▸ **Objective**: From the listing below, return each line that includes "Differentiation".

▸ **Working data**:

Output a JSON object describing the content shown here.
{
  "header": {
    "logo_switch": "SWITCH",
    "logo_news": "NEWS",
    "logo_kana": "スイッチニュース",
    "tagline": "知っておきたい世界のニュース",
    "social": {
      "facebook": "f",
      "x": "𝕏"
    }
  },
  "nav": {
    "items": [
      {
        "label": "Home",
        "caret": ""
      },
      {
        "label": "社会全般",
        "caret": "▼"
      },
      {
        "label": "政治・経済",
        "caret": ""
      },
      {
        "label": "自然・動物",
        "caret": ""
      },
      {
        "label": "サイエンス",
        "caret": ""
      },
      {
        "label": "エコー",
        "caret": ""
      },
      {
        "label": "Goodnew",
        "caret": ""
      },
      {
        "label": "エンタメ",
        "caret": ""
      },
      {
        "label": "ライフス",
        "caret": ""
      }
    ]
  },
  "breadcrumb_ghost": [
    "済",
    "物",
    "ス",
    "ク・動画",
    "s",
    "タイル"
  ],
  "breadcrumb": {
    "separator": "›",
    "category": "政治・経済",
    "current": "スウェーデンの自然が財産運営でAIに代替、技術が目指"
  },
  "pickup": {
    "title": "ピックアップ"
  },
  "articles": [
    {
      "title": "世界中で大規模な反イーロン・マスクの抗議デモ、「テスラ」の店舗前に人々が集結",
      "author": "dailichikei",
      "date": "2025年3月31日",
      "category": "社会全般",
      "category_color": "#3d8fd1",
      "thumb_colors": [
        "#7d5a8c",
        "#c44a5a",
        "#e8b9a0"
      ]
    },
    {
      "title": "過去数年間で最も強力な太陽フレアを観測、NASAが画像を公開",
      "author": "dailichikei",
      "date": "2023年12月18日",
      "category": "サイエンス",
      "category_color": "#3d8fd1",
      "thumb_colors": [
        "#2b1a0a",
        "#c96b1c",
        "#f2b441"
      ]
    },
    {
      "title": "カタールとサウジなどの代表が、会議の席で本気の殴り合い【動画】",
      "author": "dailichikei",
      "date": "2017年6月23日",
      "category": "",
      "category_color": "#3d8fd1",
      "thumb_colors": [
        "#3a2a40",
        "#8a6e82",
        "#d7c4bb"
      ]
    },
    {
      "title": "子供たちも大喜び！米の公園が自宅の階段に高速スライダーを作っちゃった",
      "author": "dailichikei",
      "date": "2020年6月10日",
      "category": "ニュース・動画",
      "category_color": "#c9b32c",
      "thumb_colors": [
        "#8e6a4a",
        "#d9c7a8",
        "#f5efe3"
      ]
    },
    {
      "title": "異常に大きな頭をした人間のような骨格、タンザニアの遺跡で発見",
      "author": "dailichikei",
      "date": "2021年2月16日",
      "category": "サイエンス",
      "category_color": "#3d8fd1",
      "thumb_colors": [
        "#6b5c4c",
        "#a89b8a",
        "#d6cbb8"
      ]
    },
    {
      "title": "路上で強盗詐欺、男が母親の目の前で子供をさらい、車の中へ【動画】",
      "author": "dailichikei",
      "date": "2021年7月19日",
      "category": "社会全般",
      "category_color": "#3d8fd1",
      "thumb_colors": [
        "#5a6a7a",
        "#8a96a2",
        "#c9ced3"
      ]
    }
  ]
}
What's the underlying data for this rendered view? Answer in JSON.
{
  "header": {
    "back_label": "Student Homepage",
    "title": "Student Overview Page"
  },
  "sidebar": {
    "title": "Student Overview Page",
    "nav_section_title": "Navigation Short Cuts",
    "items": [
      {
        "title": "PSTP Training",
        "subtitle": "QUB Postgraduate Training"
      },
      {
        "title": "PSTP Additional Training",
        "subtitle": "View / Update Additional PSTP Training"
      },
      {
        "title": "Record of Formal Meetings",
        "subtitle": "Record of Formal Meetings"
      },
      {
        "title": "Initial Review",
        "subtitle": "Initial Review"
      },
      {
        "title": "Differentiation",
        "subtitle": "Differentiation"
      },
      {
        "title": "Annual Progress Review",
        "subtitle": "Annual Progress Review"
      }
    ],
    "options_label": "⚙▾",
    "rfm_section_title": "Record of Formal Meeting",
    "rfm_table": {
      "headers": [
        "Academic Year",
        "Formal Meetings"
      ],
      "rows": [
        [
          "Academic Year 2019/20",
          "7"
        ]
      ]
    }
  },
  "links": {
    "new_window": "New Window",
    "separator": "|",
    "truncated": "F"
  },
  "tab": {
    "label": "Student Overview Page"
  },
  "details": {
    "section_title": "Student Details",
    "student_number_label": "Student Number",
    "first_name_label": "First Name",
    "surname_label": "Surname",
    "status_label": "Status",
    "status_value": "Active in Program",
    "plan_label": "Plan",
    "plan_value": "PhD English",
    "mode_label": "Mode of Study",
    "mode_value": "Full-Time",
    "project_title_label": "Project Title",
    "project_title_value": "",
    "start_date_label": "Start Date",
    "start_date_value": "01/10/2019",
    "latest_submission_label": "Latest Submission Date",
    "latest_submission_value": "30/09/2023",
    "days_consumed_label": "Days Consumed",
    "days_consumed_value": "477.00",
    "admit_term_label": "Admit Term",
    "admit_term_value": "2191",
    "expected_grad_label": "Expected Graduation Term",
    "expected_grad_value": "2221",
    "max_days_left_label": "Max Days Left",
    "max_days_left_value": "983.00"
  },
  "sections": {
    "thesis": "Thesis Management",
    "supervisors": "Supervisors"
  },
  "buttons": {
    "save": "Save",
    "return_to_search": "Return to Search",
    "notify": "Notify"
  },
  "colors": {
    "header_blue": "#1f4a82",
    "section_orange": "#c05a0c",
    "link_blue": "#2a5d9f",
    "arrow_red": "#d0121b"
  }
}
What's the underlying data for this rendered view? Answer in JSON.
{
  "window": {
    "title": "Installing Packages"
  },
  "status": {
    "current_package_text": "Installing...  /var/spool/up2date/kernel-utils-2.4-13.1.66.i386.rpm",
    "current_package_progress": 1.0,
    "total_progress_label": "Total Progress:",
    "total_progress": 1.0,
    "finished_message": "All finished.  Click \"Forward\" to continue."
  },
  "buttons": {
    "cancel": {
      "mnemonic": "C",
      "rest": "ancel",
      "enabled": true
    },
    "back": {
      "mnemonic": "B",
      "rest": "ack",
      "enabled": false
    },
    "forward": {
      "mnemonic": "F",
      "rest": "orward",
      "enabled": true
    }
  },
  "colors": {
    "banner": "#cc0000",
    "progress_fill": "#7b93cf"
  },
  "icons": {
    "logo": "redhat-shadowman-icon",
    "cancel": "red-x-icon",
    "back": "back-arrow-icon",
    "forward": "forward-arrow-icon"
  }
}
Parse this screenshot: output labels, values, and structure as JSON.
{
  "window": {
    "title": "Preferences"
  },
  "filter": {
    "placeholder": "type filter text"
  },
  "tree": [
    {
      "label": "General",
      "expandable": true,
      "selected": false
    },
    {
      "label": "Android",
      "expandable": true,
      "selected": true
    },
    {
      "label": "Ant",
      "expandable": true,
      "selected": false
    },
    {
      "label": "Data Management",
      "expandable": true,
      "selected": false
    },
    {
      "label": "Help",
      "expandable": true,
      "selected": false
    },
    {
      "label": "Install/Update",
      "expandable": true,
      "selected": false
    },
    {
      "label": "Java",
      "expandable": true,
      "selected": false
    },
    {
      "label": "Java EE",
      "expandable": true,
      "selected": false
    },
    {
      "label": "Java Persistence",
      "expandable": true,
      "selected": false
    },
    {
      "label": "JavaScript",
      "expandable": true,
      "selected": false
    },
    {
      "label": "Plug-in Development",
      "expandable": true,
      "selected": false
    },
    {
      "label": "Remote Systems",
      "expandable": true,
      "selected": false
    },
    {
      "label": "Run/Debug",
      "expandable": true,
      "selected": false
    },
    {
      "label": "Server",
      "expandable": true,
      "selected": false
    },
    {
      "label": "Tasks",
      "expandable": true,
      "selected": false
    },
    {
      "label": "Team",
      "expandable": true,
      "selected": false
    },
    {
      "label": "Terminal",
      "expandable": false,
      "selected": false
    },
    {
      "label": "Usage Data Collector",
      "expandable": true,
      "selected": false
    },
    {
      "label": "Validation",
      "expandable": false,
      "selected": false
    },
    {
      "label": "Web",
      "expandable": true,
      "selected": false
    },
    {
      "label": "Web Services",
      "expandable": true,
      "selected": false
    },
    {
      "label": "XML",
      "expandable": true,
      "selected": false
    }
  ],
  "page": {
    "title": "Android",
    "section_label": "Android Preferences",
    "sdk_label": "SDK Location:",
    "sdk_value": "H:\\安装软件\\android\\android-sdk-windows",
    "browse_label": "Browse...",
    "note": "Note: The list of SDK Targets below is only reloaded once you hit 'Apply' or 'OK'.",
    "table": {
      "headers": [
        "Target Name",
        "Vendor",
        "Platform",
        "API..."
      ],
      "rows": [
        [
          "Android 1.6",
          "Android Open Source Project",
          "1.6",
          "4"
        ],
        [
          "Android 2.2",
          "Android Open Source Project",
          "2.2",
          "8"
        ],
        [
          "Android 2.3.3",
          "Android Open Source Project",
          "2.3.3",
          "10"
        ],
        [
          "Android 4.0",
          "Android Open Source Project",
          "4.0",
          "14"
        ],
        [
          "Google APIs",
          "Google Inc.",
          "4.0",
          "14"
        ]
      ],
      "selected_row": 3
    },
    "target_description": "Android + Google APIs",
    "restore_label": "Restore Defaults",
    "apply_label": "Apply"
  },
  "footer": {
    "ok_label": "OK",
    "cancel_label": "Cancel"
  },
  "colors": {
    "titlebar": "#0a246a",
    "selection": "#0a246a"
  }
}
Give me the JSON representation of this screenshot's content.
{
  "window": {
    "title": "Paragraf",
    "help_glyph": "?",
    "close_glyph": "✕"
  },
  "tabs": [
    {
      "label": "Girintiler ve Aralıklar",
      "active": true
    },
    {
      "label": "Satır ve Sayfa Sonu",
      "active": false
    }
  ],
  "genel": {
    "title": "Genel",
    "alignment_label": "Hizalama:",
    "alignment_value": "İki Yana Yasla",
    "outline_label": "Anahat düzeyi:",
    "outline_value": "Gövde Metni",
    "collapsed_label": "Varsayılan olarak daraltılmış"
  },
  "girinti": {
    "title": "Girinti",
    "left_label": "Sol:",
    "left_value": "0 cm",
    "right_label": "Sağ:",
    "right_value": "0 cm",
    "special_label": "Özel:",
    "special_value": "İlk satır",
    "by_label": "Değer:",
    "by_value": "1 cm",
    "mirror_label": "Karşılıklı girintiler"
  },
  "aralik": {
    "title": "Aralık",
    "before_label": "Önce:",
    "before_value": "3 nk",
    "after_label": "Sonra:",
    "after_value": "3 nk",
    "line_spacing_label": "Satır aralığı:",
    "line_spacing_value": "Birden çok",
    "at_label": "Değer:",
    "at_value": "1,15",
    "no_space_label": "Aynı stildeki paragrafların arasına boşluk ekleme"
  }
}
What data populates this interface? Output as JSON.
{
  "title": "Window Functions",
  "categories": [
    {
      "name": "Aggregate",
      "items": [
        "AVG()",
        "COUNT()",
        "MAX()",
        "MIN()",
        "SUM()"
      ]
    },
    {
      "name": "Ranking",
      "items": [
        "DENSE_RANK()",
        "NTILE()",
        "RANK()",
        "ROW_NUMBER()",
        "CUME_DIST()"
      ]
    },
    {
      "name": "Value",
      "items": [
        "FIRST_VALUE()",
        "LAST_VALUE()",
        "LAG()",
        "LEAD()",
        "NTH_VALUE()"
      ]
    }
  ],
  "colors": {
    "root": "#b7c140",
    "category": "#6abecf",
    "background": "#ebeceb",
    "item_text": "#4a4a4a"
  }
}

▸ **Output for this task**:
        "title": "Differentiation",
        "subtitle": "Differentiation"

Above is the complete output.